-- begin Source excerpt --

Search code examples
scalaapache-sparkcassandraspark-streamingspark-cassandra-connector

Adding custom codec to CassandraConnector


Is there a way to register custom codecs on instantiation of CassandraConnector?

I am currently registering my codecs each time I call cassandraConnector.withSessionDo

val cassandraConnector = CassandraConnector(ssc.sparkContext.getConf)
...
...
.mapPartitions(partition => {
  cassandraConnector.withSessionDo(session => {
    // register custom codecs once for each partition so it isn't loaded as often for each data point
    if (partition.nonEmpty) {
      session.getCluster.getConfiguration.getCodecRegistry
        .register(new TimestampLongCodec)
        .register(new SummaryStatsBlobCodec)
        .register(new JavaHistogramBlobCodec)

-- end Source excerpt --
-- begin Dataset extract --

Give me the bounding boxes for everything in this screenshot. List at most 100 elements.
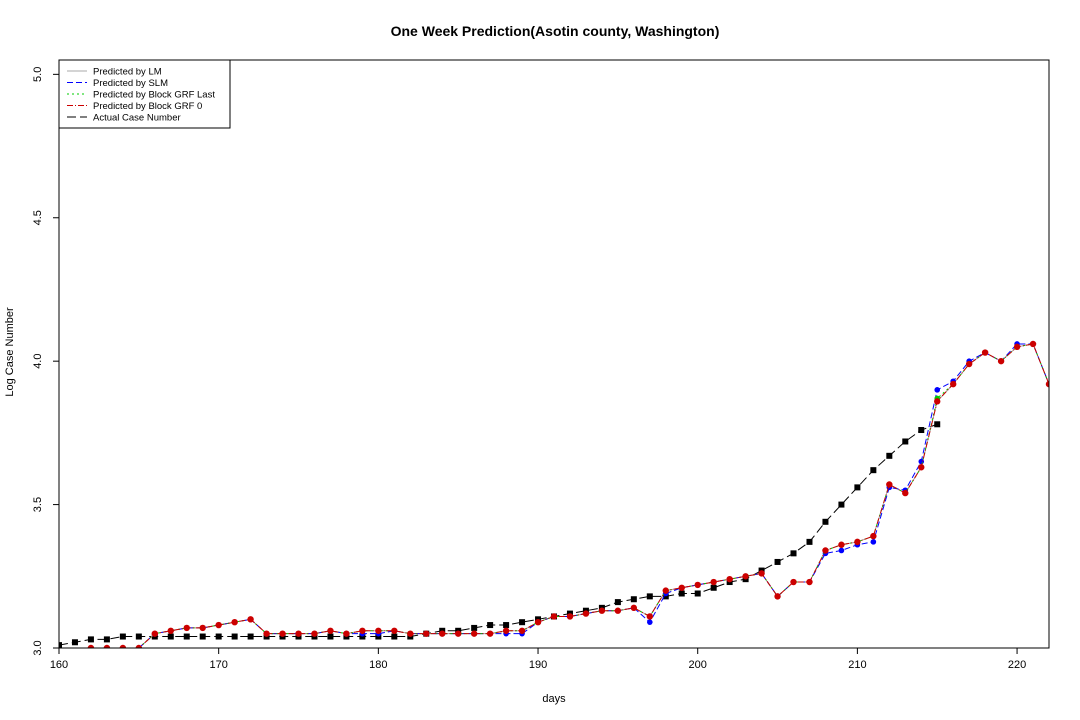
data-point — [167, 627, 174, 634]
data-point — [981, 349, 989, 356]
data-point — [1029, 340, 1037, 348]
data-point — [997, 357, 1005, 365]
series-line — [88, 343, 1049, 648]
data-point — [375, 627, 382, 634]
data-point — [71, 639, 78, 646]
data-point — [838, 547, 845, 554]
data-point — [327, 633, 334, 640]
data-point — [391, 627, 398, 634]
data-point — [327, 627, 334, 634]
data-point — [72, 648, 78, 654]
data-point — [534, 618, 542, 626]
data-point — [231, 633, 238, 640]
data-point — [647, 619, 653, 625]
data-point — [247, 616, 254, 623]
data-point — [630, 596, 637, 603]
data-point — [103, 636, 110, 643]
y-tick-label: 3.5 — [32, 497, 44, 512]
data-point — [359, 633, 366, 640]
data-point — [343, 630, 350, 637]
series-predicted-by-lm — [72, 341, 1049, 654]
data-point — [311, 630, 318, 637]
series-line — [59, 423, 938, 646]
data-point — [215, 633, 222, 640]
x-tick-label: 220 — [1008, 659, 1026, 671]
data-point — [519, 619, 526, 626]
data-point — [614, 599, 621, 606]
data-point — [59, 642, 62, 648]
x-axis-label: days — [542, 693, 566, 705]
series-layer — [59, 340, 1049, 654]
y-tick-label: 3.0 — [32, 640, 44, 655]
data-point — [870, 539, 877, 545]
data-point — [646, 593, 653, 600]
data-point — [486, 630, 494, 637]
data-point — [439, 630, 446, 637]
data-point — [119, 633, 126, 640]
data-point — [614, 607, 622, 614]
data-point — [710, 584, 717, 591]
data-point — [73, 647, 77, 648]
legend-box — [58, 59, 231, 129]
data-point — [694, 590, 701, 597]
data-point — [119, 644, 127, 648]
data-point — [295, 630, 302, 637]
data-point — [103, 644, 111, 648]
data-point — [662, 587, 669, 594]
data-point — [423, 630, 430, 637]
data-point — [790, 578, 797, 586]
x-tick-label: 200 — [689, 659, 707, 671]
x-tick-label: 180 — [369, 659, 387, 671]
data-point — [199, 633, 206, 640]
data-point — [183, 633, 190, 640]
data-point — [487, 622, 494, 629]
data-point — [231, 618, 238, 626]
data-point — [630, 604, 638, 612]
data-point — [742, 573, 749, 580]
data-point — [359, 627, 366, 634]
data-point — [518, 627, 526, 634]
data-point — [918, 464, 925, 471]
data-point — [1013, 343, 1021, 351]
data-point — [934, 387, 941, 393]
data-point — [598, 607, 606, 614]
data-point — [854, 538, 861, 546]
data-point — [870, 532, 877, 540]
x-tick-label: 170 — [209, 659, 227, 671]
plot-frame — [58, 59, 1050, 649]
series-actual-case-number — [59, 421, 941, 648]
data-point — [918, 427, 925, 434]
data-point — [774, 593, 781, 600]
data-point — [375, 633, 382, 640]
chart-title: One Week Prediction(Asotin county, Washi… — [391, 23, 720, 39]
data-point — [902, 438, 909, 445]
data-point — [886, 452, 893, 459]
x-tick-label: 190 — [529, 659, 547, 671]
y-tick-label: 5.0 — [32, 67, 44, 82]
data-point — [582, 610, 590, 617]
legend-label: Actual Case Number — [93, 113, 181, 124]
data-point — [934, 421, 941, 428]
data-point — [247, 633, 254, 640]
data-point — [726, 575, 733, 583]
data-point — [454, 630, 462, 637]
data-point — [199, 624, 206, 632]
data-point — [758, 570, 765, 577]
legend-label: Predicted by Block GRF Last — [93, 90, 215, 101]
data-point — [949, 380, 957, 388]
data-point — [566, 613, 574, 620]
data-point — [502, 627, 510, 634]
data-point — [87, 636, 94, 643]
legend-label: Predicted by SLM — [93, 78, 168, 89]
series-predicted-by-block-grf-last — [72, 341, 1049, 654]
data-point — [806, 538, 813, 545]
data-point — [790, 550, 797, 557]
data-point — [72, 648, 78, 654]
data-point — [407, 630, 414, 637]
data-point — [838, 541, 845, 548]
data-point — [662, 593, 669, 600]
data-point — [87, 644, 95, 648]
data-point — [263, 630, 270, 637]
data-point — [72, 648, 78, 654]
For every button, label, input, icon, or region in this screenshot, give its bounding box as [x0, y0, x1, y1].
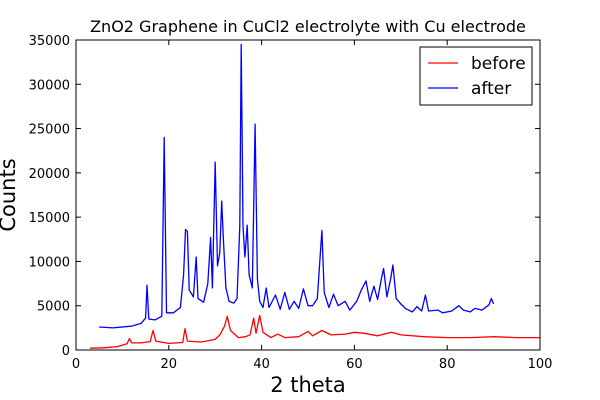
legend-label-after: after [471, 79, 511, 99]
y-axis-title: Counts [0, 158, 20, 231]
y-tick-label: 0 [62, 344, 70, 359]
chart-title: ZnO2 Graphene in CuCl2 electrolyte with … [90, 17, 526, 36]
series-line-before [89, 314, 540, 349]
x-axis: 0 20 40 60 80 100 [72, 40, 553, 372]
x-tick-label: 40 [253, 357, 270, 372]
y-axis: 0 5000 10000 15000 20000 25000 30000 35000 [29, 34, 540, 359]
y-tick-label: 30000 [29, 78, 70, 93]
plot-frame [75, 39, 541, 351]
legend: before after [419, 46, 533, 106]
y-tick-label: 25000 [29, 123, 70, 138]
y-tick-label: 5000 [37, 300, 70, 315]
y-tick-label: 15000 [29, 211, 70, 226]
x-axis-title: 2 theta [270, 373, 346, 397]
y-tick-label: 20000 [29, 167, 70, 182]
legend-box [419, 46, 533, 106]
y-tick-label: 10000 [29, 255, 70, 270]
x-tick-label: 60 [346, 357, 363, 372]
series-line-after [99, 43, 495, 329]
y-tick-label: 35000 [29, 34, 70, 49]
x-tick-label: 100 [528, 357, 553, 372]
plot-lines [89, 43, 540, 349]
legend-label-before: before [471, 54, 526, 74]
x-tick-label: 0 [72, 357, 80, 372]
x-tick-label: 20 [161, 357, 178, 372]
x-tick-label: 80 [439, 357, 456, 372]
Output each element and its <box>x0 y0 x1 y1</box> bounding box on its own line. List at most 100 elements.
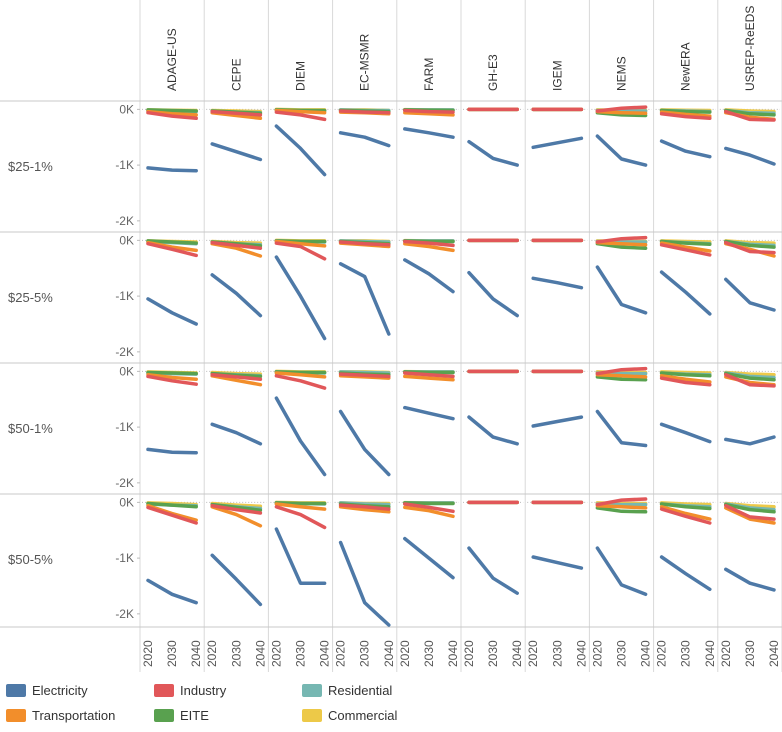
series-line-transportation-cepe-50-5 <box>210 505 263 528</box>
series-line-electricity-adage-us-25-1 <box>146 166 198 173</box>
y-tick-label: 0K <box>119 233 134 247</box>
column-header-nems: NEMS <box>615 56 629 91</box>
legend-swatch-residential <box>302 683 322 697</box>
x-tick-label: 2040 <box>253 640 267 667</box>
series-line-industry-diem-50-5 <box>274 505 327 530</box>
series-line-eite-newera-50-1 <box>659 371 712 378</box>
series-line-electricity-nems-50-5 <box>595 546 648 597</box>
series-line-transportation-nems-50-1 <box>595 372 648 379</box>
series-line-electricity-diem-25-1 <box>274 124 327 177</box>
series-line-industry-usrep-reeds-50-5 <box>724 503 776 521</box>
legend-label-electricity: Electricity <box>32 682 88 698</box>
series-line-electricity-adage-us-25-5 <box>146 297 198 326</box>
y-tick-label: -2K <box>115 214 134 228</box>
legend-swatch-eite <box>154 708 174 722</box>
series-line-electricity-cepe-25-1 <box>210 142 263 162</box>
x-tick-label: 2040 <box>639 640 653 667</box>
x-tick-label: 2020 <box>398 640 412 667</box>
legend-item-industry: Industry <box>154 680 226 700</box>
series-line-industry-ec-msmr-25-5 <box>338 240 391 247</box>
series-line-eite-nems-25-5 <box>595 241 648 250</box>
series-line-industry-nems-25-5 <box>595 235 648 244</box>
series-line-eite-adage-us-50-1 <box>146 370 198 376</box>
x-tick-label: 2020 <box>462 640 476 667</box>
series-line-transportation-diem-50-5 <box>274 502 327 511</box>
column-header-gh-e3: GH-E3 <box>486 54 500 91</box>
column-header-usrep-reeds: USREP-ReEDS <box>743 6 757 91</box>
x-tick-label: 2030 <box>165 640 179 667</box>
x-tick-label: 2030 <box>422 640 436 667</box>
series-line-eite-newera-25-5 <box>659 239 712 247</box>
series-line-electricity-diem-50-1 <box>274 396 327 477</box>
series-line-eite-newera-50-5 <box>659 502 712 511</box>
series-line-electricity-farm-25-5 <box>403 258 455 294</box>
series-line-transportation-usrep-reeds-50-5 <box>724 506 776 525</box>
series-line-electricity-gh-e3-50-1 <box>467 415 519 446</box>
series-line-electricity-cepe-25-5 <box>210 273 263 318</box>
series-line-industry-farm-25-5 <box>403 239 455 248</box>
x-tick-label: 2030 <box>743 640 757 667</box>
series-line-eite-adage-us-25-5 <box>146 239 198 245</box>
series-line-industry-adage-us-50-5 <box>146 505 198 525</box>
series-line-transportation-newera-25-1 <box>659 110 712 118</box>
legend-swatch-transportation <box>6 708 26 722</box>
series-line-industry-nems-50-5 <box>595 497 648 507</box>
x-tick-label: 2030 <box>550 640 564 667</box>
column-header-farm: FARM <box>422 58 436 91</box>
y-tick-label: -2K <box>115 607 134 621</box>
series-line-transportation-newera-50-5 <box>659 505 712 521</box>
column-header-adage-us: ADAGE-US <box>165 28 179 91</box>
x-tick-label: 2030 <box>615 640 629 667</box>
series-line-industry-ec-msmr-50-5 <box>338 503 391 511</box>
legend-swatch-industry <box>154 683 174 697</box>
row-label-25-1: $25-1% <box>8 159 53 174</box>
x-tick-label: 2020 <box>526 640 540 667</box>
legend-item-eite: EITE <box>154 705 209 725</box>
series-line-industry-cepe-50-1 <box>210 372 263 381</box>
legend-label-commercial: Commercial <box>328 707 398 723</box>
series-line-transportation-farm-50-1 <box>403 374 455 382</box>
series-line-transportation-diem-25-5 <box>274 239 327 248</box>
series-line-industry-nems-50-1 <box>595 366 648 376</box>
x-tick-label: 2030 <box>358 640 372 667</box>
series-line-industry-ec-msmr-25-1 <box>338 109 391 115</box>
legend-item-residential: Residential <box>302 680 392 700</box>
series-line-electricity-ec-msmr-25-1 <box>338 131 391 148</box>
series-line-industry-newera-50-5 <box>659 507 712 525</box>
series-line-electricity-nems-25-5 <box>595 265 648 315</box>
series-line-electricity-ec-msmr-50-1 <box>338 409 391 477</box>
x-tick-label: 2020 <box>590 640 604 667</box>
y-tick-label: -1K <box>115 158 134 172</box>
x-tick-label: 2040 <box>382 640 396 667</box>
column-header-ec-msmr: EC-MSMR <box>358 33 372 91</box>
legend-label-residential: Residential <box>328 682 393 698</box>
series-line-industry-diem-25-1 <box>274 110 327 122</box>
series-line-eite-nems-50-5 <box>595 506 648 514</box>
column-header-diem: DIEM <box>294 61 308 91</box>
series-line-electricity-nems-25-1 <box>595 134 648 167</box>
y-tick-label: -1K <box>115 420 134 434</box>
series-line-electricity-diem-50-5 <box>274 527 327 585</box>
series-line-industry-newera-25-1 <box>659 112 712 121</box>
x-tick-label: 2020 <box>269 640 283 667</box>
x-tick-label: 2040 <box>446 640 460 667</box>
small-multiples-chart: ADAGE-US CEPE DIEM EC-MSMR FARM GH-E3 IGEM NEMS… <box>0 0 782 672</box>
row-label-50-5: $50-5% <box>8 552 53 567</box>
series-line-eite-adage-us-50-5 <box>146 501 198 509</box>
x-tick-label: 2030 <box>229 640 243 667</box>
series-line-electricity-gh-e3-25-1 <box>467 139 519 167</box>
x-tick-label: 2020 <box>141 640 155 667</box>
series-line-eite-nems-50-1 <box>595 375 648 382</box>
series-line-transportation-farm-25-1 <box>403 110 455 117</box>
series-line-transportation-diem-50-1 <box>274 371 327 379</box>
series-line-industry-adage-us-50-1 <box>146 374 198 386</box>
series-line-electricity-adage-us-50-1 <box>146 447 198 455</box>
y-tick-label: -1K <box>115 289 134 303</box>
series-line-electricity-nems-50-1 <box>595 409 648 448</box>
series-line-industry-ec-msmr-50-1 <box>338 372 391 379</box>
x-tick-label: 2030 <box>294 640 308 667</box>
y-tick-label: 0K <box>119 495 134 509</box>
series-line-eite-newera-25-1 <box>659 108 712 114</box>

-- end Dataset extract --

### Task list
a) Answer these about the forum post on adding custom codecs to CassandraConnector:
(i) Which method call does the poster currently register codecs in each time?
(ii) What argument is passed to CassandraConnector when it is created?
(iii) Which codec is the first one registered?
b) Resume the forum post on adding custom codecs to CassandraConnector from the point where it stops.

### Answers
a)
(i) cassandraConnector.withSessionDo
(ii) ssc.sparkContext.getConf
(iii) TimestampLongCodec

b)
    }

It seems a bit like an anti pattern to do it this way. It also really clogs up our logs because we have a spark streaming service that is running every 30 seconds and it's filling our logs with:

16/11/01 14:14:44 WARN CodecRegistry: Ignoring codec SummaryStatsBlobCodec [blob <-> SummaryStats] because it collides with previously registered codec SummaryStatsBlobCodec [blob <-> SummaryStats]
16/11/01 14:14:44 WARN CodecRegistry: Ignoring codec JavaHistogramBlobCodec [blob <-> Histogram] because it collides with previously registered codec JavaHistogramBlobCodec [blob <-> Histogram]
16/11/01 14:14:44 WARN CodecRegistry: Ignoring codec TimestampLongCodec [timestamp <-> java.lang.Long] because it collides with previously registered codec TimestampLongCodec [timestamp <-> java.lang.Long]

Edit:

I've tried registering them immediately like this:

val cassandraConnector = CassandraConnector(ssc.sparkContext.getConf)
cassandraConnector.withClusterDo(cluster => {
  cluster.getConfiguration.getCodecRegistry
    .register(new TimestampLongCodec)
    .register(new SummaryStatsBlobCodec)
    .register(new JavaHistogramBlobCodec)
})

This ^ works locally but when deployed to our mesos cluster, it can't find the codecs. I'm assuming it's cause it only registers those locally in the driver, and never adds them to the executors version.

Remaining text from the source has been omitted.